------ RECORD LIST
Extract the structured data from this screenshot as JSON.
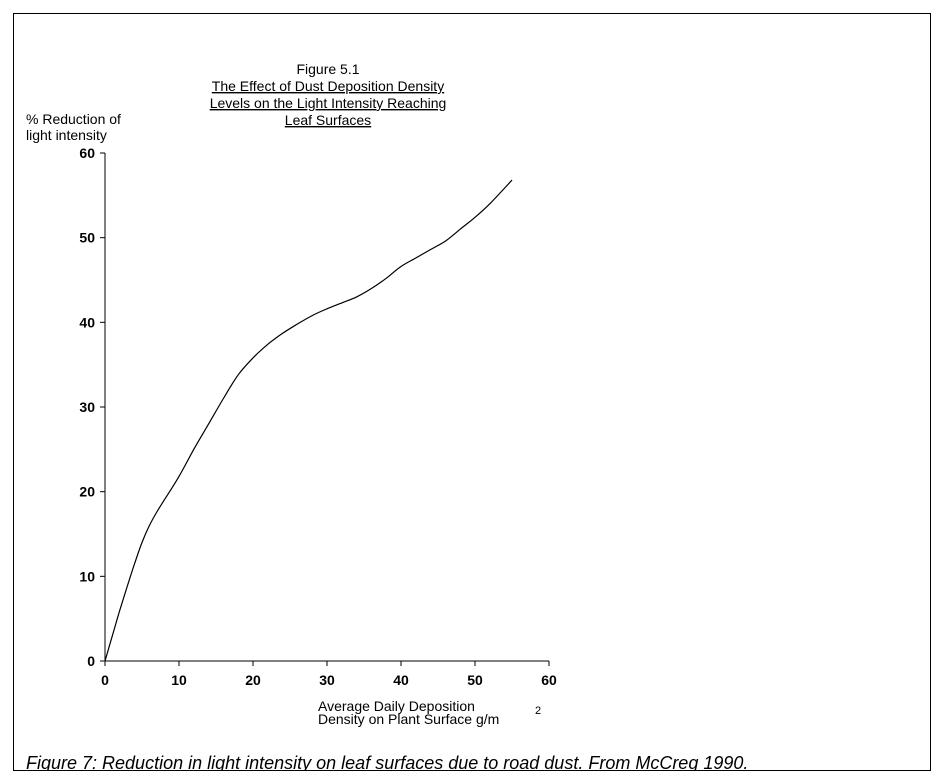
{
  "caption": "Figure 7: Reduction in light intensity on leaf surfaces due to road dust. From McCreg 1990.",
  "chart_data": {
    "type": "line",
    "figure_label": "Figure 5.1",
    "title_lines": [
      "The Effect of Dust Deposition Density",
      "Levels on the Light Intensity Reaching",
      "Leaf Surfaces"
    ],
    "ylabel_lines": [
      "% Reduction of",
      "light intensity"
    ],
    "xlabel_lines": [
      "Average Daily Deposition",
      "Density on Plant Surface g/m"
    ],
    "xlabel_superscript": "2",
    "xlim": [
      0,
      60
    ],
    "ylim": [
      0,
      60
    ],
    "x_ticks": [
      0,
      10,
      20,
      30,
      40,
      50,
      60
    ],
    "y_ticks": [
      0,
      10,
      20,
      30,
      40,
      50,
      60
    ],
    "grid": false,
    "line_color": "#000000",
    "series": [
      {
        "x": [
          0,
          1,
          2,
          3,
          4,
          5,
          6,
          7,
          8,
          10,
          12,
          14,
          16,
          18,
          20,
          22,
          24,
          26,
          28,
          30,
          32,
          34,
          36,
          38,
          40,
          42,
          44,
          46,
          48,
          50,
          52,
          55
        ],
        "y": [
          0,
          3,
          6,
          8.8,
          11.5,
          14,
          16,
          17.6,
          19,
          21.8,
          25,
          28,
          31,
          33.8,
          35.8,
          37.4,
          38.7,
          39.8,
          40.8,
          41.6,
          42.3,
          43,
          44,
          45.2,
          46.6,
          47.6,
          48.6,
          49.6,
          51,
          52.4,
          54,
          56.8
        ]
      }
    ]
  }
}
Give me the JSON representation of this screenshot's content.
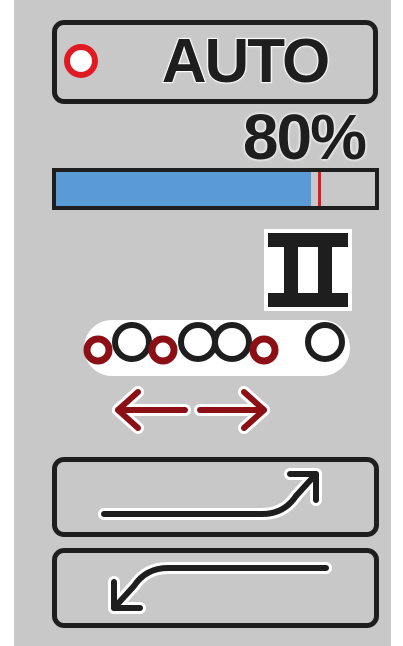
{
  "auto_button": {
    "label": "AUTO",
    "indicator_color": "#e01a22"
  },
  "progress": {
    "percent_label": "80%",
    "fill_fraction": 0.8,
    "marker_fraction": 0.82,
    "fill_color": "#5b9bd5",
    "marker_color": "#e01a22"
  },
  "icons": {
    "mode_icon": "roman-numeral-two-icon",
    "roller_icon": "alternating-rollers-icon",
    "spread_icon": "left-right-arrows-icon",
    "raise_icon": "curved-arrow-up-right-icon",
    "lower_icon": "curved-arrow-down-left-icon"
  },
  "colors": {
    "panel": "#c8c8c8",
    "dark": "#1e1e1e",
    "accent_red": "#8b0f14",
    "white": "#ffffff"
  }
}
------------
SET EXERCISE |
Repeat the material above in full and exactly, omitting the pictures.

REPLY TO THE TASK |
Extract the structured data from this screenshot as JSON.
{
  "caption": "Figure 7: Reduction in light intensity on leaf surfaces due to road dust. From McCreg 1990.",
  "chart_data": {
    "type": "line",
    "figure_label": "Figure 5.1",
    "title_lines": [
      "The Effect of Dust Deposition Density",
      "Levels on the Light Intensity Reaching",
      "Leaf Surfaces"
    ],
    "ylabel_lines": [
      "% Reduction of",
      "light intensity"
    ],
    "xlabel_lines": [
      "Average Daily Deposition",
      "Density on Plant Surface g/m"
    ],
    "xlabel_superscript": "2",
    "xlim": [
      0,
      60
    ],
    "ylim": [
      0,
      60
    ],
    "x_ticks": [
      0,
      10,
      20,
      30,
      40,
      50,
      60
    ],
    "y_ticks": [
      0,
      10,
      20,
      30,
      40,
      50,
      60
    ],
    "grid": false,
    "line_color": "#000000",
    "series": [
      {
        "x": [
          0,
          1,
          2,
          3,
          4,
          5,
          6,
          7,
          8,
          10,
          12,
          14,
          16,
          18,
          20,
          22,
          24,
          26,
          28,
          30,
          32,
          34,
          36,
          38,
          40,
          42,
          44,
          46,
          48,
          50,
          52,
          55
        ],
        "y": [
          0,
          3,
          6,
          8.8,
          11.5,
          14,
          16,
          17.6,
          19,
          21.8,
          25,
          28,
          31,
          33.8,
          35.8,
          37.4,
          38.7,
          39.8,
          40.8,
          41.6,
          42.3,
          43,
          44,
          45.2,
          46.6,
          47.6,
          48.6,
          49.6,
          51,
          52.4,
          54,
          56.8
        ]
      }
    ]
  }
}
Give me the JSON representation of this screenshot's content.
{
  "auto_button": {
    "label": "AUTO",
    "indicator_color": "#e01a22"
  },
  "progress": {
    "percent_label": "80%",
    "fill_fraction": 0.8,
    "marker_fraction": 0.82,
    "fill_color": "#5b9bd5",
    "marker_color": "#e01a22"
  },
  "icons": {
    "mode_icon": "roman-numeral-two-icon",
    "roller_icon": "alternating-rollers-icon",
    "spread_icon": "left-right-arrows-icon",
    "raise_icon": "curved-arrow-up-right-icon",
    "lower_icon": "curved-arrow-down-left-icon"
  },
  "colors": {
    "panel": "#c8c8c8",
    "dark": "#1e1e1e",
    "accent_red": "#8b0f14",
    "white": "#ffffff"
  }
}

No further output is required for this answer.